- _Text provided_:
╭──

Tuesday, May 29, 2007

Clipping away at family traditions for the good of my kids

By Karrie McAllister

I never know where I should be cutting my fingernails.
I know that sounds like a completely ridiculous statement, but it’s absolutely true.
Trimming my nails was not really something I thought about much growing up, because I learned from my mother that nails were clipped over the toilet.
And when I was old enough to do it myself, I did as I was taught, hunched over the toilet, trying desperately to get the little clippings to land in the bowl even though 90% of the time they flung off to far away corners of the bathroom.
But that’s how I thought it was done.
When my husband and I got married, we did not live with each other first, so those little everyday mundane things were rather shocking in the beginning. Just as I had been raised in one household, he was raised in another. And apparently his mother had different ideas.
I will never forget walking into our bathroom to find him hunched over the sink, clipping his nails.
“WHAT ON THIS GOOD EARTH ARE YOU DOING???”

╰──

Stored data

╭──

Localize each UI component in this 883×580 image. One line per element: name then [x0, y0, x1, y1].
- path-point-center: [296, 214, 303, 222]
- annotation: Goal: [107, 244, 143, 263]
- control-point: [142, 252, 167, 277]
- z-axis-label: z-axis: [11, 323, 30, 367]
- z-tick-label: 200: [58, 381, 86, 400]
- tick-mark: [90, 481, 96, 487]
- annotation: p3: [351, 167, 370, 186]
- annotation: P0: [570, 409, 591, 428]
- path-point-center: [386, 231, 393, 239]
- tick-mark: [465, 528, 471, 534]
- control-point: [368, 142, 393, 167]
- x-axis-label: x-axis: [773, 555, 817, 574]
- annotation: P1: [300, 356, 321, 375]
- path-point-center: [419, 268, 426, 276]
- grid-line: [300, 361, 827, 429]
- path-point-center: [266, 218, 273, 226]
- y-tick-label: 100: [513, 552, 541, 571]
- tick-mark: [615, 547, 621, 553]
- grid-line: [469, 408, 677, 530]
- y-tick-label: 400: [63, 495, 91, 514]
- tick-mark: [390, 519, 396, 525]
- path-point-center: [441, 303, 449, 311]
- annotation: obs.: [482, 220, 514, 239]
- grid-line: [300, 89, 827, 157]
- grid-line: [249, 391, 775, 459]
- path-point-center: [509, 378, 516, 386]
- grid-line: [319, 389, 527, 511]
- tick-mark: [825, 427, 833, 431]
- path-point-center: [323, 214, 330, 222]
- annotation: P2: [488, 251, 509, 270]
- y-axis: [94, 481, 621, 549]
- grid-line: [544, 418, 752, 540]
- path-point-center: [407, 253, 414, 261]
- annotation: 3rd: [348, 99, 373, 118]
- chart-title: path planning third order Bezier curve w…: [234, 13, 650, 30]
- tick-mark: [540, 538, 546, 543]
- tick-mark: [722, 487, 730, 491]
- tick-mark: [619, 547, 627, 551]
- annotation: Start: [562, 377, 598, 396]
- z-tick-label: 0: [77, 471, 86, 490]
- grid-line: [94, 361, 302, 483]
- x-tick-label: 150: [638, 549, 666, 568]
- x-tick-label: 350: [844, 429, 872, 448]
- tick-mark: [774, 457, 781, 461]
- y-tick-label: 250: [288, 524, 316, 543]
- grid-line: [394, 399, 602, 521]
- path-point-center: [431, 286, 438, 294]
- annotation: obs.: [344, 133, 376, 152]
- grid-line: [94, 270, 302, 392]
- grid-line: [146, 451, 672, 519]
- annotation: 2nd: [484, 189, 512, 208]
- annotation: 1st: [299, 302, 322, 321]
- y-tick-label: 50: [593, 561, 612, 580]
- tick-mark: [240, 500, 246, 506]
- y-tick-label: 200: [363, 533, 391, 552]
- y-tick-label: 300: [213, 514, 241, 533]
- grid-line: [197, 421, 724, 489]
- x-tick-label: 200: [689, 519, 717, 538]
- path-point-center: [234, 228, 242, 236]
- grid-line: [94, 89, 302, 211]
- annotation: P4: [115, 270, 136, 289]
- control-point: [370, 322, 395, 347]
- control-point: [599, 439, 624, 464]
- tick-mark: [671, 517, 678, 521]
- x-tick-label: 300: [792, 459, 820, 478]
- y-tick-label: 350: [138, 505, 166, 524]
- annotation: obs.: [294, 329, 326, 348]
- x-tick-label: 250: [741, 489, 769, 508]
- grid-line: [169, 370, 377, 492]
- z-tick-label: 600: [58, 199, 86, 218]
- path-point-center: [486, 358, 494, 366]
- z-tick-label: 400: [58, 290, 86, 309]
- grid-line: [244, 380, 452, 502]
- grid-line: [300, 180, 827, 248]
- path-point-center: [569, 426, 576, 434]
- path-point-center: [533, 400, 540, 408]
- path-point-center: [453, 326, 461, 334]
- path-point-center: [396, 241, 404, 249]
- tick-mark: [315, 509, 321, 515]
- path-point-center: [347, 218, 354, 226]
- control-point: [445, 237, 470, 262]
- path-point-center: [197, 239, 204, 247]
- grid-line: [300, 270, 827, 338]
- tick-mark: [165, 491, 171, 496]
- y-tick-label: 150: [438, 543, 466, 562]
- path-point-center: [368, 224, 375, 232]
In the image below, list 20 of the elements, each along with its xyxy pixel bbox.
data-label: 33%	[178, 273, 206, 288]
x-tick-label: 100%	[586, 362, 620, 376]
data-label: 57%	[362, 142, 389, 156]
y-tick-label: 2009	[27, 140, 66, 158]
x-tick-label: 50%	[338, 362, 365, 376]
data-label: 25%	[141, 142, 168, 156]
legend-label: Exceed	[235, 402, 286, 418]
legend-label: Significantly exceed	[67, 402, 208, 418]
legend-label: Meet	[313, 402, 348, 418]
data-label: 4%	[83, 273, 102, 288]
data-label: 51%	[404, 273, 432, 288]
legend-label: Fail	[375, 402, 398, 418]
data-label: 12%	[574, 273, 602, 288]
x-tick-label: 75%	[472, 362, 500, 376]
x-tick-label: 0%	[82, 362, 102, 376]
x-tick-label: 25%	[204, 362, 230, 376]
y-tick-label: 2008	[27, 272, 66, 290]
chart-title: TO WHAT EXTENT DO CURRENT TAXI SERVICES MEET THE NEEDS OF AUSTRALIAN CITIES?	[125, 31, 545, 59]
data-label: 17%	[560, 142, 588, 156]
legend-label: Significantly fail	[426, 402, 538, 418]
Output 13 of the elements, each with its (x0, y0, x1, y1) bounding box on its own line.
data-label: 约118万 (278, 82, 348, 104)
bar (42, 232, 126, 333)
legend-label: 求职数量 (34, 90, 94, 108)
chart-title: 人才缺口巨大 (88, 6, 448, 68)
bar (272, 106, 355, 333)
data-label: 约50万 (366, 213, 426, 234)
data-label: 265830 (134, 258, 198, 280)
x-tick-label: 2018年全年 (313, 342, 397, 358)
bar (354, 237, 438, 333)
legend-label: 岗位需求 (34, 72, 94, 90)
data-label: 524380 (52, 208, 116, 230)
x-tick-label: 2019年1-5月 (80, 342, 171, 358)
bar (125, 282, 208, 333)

╰──

- _Task 1_: Duplicate the nail-clipping column word for word from "I know that" to "had different ideas.".
- _Task 2_: According to the nail-clipping column, where did the author learn from her mother that nails were clipped?
The stored data entries are separate from the nail-clipping column.

- _Reply 1_:
I know that sounds like a completely ridiculous statement, but it’s absolutely true.
Trimming my nails was not really something I thought about much growing up, because I learned from my mother that nails were clipped over the toilet.
And when I was old enough to do it myself, I did as I was taught, hunched over the toilet, trying desperately to get the little clippings to land in the bowl even though 90% of the time they flung off to far away corners of the bathroom.
But that’s how I thought it was done.
When my husband and I got married, we did not live with each other first, so those little everyday mundane things were rather shocking in the beginning. Just as I had been raised in one household, he was raised in another. And apparently his mother had different ideas.

- _Reply 2_: Over the toilet.